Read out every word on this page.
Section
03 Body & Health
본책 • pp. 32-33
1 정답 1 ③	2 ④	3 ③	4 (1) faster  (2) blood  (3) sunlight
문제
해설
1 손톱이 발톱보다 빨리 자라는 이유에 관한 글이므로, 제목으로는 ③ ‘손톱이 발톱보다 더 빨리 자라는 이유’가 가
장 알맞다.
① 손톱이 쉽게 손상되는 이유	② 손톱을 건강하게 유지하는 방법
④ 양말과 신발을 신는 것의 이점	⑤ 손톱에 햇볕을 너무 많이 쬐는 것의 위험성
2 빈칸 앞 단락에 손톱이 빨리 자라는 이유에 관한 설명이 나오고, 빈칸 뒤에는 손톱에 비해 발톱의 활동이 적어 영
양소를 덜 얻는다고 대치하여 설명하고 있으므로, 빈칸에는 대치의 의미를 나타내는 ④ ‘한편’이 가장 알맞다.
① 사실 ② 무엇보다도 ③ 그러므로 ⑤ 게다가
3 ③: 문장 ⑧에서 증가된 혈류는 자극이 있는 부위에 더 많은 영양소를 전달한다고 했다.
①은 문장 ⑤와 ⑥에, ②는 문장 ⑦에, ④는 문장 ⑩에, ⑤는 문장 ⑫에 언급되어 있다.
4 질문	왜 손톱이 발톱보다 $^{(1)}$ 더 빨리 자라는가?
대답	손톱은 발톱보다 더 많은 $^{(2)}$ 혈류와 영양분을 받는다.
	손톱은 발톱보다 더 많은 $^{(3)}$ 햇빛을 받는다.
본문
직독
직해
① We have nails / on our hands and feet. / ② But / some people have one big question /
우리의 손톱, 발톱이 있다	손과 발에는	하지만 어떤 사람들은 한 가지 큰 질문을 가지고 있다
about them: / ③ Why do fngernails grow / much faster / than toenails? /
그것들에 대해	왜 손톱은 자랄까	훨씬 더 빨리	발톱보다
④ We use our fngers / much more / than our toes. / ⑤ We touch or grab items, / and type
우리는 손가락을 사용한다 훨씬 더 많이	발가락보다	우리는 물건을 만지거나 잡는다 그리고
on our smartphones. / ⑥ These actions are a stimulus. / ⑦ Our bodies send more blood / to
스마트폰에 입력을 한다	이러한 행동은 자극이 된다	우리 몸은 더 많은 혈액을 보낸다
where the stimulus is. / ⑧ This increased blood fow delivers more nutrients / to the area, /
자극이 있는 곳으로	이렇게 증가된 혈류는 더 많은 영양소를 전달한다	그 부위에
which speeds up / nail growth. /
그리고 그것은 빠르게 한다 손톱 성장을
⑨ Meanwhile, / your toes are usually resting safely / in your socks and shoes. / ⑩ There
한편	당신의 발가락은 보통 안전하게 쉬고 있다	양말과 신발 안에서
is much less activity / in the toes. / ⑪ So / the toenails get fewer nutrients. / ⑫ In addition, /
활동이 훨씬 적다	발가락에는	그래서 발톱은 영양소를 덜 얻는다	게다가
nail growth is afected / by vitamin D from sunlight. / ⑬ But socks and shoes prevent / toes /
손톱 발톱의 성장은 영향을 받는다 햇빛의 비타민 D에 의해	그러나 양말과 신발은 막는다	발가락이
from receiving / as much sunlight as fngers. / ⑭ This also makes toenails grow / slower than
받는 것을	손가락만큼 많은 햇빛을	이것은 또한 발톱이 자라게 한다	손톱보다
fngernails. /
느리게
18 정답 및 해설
==============================
DIRECTIONS FOR THIS TASK
Set all of the entries down again, exactly as they were given.

RESULT
Read out every word on this page.
Section
03 Body & Health
본책 • pp. 32-33
1 정답 1 ③	2 ④	3 ③	4 (1) faster  (2) blood  (3) sunlight
문제
해설
1 손톱이 발톱보다 빨리 자라는 이유에 관한 글이므로, 제목으로는 ③ ‘손톱이 발톱보다 더 빨리 자라는 이유’가 가
장 알맞다.
① 손톱이 쉽게 손상되는 이유	② 손톱을 건강하게 유지하는 방법
④ 양말과 신발을 신는 것의 이점	⑤ 손톱에 햇볕을 너무 많이 쬐는 것의 위험성
2 빈칸 앞 단락에 손톱이 빨리 자라는 이유에 관한 설명이 나오고, 빈칸 뒤에는 손톱에 비해 발톱의 활동이 적어 영
양소를 덜 얻는다고 대치하여 설명하고 있으므로, 빈칸에는 대치의 의미를 나타내는 ④ ‘한편’이 가장 알맞다.
① 사실 ② 무엇보다도 ③ 그러므로 ⑤ 게다가
3 ③: 문장 ⑧에서 증가된 혈류는 자극이 있는 부위에 더 많은 영양소를 전달한다고 했다.
①은 문장 ⑤와 ⑥에, ②는 문장 ⑦에, ④는 문장 ⑩에, ⑤는 문장 ⑫에 언급되어 있다.
4 질문	왜 손톱이 발톱보다 $^{(1)}$ 더 빨리 자라는가?
대답	손톱은 발톱보다 더 많은 $^{(2)}$ 혈류와 영양분을 받는다.
	손톱은 발톱보다 더 많은 $^{(3)}$ 햇빛을 받는다.
본문
직독
직해
① We have nails / on our hands and feet. / ② But / some people have one big question /
우리의 손톱, 발톱이 있다	손과 발에는	하지만 어떤 사람들은 한 가지 큰 질문을 가지고 있다
about them: / ③ Why do fngernails grow / much faster / than toenails? /
그것들에 대해	왜 손톱은 자랄까	훨씬 더 빨리	발톱보다
④ We use our fngers / much more / than our toes. / ⑤ We touch or grab items, / and type
우리는 손가락을 사용한다 훨씬 더 많이	발가락보다	우리는 물건을 만지거나 잡는다 그리고
on our smartphones. / ⑥ These actions are a stimulus. / ⑦ Our bodies send more blood / to
스마트폰에 입력을 한다	이러한 행동은 자극이 된다	우리 몸은 더 많은 혈액을 보낸다
where the stimulus is. / ⑧ This increased blood fow delivers more nutrients / to the area, /
자극이 있는 곳으로	이렇게 증가된 혈류는 더 많은 영양소를 전달한다	그 부위에
which speeds up / nail growth. /
그리고 그것은 빠르게 한다 손톱 성장을
⑨ Meanwhile, / your toes are usually resting safely / in your socks and shoes. / ⑩ There
한편	당신의 발가락은 보통 안전하게 쉬고 있다	양말과 신발 안에서
is much less activity / in the toes. / ⑪ So / the toenails get fewer nutrients. / ⑫ In addition, /
활동이 훨씬 적다	발가락에는	그래서 발톱은 영양소를 덜 얻는다	게다가
nail growth is afected / by vitamin D from sunlight. / ⑬ But socks and shoes prevent / toes /
손톱 발톱의 성장은 영향을 받는다 햇빛의 비타민 D에 의해	그러나 양말과 신발은 막는다	발가락이
from receiving / as much sunlight as fngers. / ⑭ This also makes toenails grow / slower than
받는 것을	손가락만큼 많은 햇빛을	이것은 또한 발톱이 자라게 한다	손톱보다
fngernails. /
느리게
18 정답 및 해설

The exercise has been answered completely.